» Text block
What's New & Latest Features | Matillion ETL for Amazon Redshift

What’s New

  • 20-02-2018 [1.31] API profile generator, grid variables, improved matching, new data load components and more
    • Zendesk Query orchestration component for loading data from the Zendesk customer relationship system
    • Mixpanel Query orchestration component for loading data from Mixpanel product analytics system
    • Xero Query orchestration component for loading data from the Xero accounting system
    • Dynamics 365 Query orchestration component for loading data from Microsoft Dynamics CRM/ERP
    • API Profile RSD Generator
      • Accelerate the development of API Profiles using a new tool that automatically generates a basic XML “RSD descriptor” for any API endpoint, based on a sample of data returned
    • REST API Version 1 – Matillion ETL now has full API coverage:-
      • You can now read/write more assets (JDBC Drivers, credentials, SQS configuration) as well as allowing finer-control of which resources to include
      • A map of the v1 API is available here
      • The “v0” api is still available and unchanged
    • Grid Variables System
      • In addition to “scalar” (single-valued) variables, you can now define grid variables to hold lists and grids of values; use them wherever a compatible list or grid of values is required
      • Grid variables can be manipulated/modified in Python
      • You can pass values for grid variables when starting a job via SQS and/or the V1 API
    • You can now disable parts of an Orchestration job
    • Improved Matching in column mappings – Many transformation component “Column Mapping” parameters can now be automatically mapped, even when the input and output column names are similar but not identical
    • You can now delete tables/views directly from the Environment tree
    • External Tables based on Amazon Redshift Spectrum now support skipping header rows


    Important (possible breaking change): API Profiles (“RSD’s”) that handle paging may need to be tweaked to disable “auto” paging. Please see here for more details.

    Important (possible breaking change): API profile limits are now applied. Where the default of 100 is set it will now be applied. This could affect API Query Components which previously ignored that limit.

  • 23-11-2017 [1.30] Partitioning Support for Spectrum, Improved Task Info Panel, Server Migration Tool, New Data Load Components and more
    • Redshift now supports Real/Double data types
    • The External Table Output component for Redshift Spectrum now has partitioning support.
    • New “Copy Table to External Schema” GUI tool generates new “Table Input/External Table Output” components with full partitioning support.
      • Perfect for customers who want to try out Redshift Spectrum with their existing data.
    • Redshift now supports “late binding” views on input components and view creation.
    • The Google BigQuery Query component now supports standard SQL.
    • New Server Migration Tool makes it easy to migrate all configuration including Oauth, API Profiles and Drivers in addition to projects to a new Matillion Cluster.
    • Redesigned “Scheduler” user interface to simplify the management of scheduled orchestration jobs.
    • New “Task Info” panel and “Task” panel make it much easier to understand complex tasks both at run time and after job execution.
    • Matillion variables can be defined and scoped at job level making jobs much more reusable. Variables can now be passed to and returned from jobs.
    • New Quickbooks Online Query component to connect to the popular online accounting system.
    • New Square Query component to connect to the payment system.
    • New Google Custom Search component allows google search data to be ingested.

» Entries provided
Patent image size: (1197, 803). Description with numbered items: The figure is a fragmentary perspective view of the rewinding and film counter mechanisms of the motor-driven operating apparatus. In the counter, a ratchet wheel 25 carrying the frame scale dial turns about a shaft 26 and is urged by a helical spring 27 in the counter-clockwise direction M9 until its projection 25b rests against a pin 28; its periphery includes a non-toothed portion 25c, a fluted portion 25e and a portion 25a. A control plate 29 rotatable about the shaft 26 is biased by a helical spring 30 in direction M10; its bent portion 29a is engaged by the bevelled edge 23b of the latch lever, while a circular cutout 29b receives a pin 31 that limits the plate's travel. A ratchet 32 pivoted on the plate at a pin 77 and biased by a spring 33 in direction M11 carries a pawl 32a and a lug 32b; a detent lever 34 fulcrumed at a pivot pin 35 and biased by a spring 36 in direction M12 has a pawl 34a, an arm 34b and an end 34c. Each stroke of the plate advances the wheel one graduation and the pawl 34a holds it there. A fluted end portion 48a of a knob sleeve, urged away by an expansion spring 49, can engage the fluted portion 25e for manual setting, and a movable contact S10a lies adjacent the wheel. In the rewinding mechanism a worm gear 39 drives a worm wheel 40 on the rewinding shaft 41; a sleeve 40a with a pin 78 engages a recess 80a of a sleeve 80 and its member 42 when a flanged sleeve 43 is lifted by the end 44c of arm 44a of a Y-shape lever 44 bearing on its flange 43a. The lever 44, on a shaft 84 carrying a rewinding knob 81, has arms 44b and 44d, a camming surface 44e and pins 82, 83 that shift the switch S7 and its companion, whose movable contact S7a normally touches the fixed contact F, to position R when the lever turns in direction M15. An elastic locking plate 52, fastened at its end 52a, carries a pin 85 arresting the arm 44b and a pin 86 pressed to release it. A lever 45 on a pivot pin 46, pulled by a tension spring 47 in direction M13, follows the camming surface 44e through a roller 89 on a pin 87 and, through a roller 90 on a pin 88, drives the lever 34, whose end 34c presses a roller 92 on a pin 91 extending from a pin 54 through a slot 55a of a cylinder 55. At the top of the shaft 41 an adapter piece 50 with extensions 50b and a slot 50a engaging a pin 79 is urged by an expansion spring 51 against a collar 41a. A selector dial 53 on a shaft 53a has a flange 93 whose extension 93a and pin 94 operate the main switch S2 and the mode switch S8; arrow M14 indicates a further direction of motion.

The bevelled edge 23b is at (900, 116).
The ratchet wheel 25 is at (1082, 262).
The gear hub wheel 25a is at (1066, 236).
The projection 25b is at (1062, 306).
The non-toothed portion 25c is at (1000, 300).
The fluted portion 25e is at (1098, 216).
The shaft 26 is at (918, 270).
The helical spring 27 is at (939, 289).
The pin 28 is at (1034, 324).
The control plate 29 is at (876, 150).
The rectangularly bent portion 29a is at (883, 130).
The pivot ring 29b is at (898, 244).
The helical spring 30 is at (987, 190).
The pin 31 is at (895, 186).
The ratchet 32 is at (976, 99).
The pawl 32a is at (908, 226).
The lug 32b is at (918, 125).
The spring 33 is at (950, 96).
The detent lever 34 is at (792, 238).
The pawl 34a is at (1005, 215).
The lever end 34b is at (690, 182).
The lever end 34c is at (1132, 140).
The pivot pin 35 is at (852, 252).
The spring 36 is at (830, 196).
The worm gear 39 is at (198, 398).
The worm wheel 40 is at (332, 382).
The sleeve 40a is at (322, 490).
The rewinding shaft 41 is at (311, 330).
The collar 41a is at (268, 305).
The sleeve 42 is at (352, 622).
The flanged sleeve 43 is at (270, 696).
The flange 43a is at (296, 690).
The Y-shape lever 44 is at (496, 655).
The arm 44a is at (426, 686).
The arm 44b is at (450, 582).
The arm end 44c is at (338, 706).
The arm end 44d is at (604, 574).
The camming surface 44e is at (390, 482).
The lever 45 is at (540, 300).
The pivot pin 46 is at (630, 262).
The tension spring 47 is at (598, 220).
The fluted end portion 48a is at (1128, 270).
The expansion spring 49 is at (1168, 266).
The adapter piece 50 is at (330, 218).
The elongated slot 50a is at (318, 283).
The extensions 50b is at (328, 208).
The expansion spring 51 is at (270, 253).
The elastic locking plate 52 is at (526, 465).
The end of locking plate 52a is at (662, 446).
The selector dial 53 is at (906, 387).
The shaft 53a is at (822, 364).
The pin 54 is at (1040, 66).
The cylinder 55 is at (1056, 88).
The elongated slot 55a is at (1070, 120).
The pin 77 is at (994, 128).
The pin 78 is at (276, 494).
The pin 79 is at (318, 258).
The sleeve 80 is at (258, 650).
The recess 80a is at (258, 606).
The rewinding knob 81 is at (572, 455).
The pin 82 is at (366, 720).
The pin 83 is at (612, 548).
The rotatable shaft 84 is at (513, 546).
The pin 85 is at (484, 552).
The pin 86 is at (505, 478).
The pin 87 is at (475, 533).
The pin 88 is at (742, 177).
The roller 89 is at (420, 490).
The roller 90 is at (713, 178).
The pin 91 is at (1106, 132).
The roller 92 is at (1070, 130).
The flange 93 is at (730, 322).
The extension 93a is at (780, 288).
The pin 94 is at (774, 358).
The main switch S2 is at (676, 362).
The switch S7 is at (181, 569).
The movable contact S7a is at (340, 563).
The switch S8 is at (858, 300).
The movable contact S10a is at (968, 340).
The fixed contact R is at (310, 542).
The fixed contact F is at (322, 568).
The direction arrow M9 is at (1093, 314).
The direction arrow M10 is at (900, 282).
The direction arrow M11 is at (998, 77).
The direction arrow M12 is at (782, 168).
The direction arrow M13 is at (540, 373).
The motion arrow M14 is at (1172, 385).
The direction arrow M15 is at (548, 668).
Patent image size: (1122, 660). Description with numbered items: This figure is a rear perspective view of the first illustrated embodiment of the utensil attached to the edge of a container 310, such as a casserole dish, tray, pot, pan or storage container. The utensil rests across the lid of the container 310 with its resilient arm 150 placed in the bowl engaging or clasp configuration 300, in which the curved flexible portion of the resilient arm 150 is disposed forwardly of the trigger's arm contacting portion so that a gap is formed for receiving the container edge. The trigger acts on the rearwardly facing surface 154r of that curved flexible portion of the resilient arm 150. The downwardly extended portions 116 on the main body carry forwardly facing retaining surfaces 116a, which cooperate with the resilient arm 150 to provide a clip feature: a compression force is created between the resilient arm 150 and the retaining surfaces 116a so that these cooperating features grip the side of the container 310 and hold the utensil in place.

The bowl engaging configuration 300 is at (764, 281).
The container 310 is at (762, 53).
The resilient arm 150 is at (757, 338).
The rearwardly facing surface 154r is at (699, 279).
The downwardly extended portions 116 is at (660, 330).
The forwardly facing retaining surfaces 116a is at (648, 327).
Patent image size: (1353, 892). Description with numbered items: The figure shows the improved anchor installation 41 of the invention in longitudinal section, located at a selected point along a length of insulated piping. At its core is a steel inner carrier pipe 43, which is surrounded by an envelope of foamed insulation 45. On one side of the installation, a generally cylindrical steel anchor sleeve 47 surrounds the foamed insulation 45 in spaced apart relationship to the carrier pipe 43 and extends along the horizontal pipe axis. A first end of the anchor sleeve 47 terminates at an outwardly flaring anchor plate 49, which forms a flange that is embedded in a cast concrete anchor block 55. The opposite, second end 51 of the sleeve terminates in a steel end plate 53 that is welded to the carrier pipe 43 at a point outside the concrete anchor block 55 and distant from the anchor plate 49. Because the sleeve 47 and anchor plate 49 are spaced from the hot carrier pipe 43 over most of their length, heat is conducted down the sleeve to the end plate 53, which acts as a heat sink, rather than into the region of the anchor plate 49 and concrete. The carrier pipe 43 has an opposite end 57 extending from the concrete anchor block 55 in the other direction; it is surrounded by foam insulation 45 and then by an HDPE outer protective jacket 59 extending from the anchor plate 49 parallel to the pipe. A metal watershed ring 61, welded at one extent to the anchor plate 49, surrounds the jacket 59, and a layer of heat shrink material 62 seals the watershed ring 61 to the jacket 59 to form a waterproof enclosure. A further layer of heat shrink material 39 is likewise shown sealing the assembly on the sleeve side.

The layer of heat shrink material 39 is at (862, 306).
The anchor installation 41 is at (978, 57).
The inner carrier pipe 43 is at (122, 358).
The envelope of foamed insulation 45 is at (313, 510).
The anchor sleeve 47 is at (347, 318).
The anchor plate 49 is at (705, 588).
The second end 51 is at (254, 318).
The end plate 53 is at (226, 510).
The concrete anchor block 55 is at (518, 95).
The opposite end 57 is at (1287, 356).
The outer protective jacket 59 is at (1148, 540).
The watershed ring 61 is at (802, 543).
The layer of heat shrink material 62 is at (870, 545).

» Directions
1/ Update the release notes passage that starts at the words "Important (possible breaking change): API profile limits" and ends after "supports standard SQL.", changing "Redshift Spectrum" to "Spectrum" throughout.
2/ Write the next part of the Matillion ETL release notes, picking up after the last item shown.
The entries aren't needed here.

» Outputs by task
1/
Important (possible breaking change): API profile limits are now applied. Where the default of 100 is set it will now be applied. This could affect API Query Components which previously ignored that limit.

  • 23-11-2017 [1.30] Partitioning Support for Spectrum, Improved Task Info Panel, Server Migration Tool, New Data Load Components and more
    • Redshift now supports Real/Double data types
    • The External Table Output component for Spectrum now has partitioning support.
    • New “Copy Table to External Schema” GUI tool generates new “Table Input/External Table Output” components with full partitioning support.
      • Perfect for customers who want to try out Spectrum with their existing data.
    • Redshift now supports “late binding” views on input components and view creation.
    • The Google BigQuery Query component now supports standard SQL.

2/
    • All data-staging components can append rows to an existing table as well as creating new tables.
  • 04-10-2017 [1.29] High availability, new data load components, external table output and more


    • Matillion ETL for Amazon Redshift introduces the ability to configure Matillion ETL in a highly available topology with fully active-active cluster. This feature is only available on large and xlarge instance types.
      • Jobs run from SQS, the API or the built-in Scheduler will now fail-over in the event of an instance failure.
      • Scheduled runs missed because a server is offline will be run when it becomes available again.
      • Once two or more members are in the cluster, a Cluster Info tab shows membership status and activity.
      • OAuth tokens, Database Drivers and RSD Profiles are replicated via the persistence database (postgres).
      • Logging from each node is sent to Cloudwatch.
      • Cloudformation Templates help you get started with a clustered Matillion.
    • New Jira Query component loads data from Atlassian’s popular Software Development Platform.
    • New PayPal Query component can load payment and other data from Paypal Business accounts.
    • New ServiceNow Query component loads data from Servicenow’s IT Service Management (ITSM) platform.
    • New Stripe Query component loads data from Stripe’s payment platform
    • New Email Query component can query an IMAP based email system.
    • New YouTube Analytics component can query data from the YouTube Analytics API.
    • Excel Query can now load files from Google Cloud Storage, as well as Amazon S3
      • You only see S3 and/or GCS when you have credentials in the environment, otherwise they are hidden.
    • New option to drop a schema from the Environment Tree.
    • Specify a region in S3 Unload (to allow writing to buckets outside of the Redshift cluster’s region)
    • S3 / Google Cloud Storage file browser enhancements.
    • Set advanced connection options during OAuth flow (e.g. to connect to a Salesforce Sandbox)
    • Warning: Manage Backups and View Audit haven’t been removed, they have been moved to the Admin menu.
    • New External Table Output component – similar to Table Output but creates a Amazon Redshift Spectrum table over S3 data.
    • New “Add Partition” component (Amazon Redshift Spectrum only).
    • New “Delete Partition” component (Amazon Redshift Spectrum only).
    • Other Amazon Redshift Spectrum components have new Table Partitioning parameters.
  • 29-06-2017 [1.28] Amazon Redshift Spectrum Support, New Admin Menu, Enterprise Features and more


    • Amazon Redshift Spectrum support. You can now run SQL Queries in redshift directly against data sets in your S3 data lake in Text, Parquet, SequenceFile and other formats. Matillion ETL 1.28 introduces first-class support for all key Redshift Spectrum features and will allow users to combine Amazon Redshift Spectrum data with regular Redshift data in transformations. These include:
      • Components for creating an External Tables over S3 Data.
      • Rewrite External Table writes redshift data into S3 and defines an external table to reference it.
      • All data-staging orchestration components (all components ending in “query”) can write data to S3 and generate a compatible External Table to reference it. This will allow users to keep both small data sets and very large data sets in S3.
      • Amazon Redshift Spectrum schemas and tables are displayed in the Environment Tree.
    • Matillion no longer relies on creating views in Redshift to represent components.
      • Post upgrade we recommend using the “Delete Views” function on the Environment to remove existing views generated by Matillion. These will not be recreated and any other v_xxxxxxxxxx_xxxxxxxxxx views can be safely, manually removed.
    • A new Admin Menu allows administrators to:
      • Get the server log.
      • Update the Matillion server version.
      • Configure users (using either an internal user database or external directory server).
      • Configure SSL.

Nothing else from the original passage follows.